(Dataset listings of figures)
────────

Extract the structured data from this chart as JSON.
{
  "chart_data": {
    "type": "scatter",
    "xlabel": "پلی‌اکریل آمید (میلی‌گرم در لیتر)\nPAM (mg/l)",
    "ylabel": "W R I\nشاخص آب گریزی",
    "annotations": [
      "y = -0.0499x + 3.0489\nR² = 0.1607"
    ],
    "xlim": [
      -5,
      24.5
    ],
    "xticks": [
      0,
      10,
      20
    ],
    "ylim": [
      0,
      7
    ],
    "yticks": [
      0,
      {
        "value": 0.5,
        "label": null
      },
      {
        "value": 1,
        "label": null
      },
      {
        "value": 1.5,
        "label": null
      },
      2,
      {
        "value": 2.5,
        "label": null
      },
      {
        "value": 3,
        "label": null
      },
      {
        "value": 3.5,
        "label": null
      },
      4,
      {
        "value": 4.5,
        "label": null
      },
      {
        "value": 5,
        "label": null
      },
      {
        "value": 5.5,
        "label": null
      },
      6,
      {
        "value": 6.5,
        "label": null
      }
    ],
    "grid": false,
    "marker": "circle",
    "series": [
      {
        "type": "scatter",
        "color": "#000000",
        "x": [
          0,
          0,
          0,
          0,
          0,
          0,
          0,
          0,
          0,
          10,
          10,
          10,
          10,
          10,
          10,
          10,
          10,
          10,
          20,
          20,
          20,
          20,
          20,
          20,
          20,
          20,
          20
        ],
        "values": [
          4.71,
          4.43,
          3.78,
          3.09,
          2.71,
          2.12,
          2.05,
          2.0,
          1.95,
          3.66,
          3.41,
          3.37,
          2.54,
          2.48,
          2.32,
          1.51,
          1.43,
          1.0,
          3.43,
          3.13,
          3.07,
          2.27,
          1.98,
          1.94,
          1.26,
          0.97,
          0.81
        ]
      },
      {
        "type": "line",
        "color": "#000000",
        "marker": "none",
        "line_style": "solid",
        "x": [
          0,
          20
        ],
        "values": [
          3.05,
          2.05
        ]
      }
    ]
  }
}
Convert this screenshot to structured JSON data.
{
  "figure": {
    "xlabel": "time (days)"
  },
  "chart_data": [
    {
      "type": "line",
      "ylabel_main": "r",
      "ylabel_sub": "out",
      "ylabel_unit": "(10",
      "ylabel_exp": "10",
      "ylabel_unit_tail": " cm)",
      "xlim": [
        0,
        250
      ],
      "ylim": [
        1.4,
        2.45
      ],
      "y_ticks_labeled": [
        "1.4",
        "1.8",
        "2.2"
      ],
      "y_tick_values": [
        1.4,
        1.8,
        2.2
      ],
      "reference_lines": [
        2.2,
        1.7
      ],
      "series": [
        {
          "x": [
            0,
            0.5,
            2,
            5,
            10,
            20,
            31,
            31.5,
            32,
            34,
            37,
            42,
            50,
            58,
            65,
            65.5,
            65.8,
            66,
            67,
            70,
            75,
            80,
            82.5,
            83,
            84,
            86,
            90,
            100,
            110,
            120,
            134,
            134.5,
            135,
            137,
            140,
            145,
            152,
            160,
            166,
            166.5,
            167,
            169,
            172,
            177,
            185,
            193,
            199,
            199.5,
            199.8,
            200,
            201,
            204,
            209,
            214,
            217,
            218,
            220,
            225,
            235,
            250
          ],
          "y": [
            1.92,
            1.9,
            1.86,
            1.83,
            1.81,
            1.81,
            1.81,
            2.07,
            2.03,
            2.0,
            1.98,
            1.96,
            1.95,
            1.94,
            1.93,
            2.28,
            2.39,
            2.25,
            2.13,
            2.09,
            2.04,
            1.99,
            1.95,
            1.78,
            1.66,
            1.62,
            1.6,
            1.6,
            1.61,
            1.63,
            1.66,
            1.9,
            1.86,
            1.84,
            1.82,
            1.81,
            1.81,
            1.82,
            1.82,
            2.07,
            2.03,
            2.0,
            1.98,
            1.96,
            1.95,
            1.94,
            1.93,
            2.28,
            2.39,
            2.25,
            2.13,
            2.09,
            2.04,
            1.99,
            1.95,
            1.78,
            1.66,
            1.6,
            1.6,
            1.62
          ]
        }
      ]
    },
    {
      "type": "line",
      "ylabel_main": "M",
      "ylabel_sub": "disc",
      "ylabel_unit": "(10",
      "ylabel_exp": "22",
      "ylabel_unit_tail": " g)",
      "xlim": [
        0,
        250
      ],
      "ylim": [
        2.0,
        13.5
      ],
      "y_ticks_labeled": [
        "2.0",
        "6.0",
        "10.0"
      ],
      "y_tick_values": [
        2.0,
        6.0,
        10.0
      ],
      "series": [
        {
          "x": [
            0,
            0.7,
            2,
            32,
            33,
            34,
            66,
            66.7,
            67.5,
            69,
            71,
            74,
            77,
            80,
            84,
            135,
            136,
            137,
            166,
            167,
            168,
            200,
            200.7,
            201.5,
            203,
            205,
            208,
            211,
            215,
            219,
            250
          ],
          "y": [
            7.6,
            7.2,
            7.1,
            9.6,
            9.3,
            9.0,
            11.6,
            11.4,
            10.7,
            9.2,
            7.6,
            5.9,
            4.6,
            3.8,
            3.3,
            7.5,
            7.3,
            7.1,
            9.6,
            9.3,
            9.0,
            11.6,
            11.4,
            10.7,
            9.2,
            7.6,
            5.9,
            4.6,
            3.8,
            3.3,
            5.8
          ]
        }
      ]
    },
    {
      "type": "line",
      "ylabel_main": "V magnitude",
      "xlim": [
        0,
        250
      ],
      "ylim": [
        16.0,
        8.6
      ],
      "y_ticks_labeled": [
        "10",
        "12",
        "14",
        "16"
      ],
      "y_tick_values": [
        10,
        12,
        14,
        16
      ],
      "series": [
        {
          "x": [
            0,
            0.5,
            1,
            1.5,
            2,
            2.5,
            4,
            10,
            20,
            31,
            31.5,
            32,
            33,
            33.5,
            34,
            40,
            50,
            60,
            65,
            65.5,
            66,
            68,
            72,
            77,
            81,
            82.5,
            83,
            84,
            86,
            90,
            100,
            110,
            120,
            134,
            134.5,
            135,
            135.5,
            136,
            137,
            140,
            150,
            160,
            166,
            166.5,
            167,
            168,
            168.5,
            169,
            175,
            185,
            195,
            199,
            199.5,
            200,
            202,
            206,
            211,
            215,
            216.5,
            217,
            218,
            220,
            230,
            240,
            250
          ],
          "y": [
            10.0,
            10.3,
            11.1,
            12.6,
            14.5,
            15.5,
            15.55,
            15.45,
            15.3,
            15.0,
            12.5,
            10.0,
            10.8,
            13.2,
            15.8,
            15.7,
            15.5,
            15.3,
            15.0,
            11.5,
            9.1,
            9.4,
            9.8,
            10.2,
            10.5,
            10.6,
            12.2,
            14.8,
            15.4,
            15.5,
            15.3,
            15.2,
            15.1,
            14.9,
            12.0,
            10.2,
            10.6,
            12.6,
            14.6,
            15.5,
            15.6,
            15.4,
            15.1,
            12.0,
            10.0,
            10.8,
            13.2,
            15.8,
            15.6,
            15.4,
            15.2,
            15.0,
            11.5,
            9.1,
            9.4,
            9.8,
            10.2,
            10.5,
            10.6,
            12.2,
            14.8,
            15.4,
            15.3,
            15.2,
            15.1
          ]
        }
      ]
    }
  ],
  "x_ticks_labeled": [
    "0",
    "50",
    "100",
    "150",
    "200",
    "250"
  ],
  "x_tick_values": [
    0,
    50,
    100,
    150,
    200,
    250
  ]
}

────────

● What this task involves: In the records above, locate each line with the word "structured". Copy all such lines.

● Exercise answer:
Extract the structured data from this chart as JSON.
Convert this screenshot to structured JSON data.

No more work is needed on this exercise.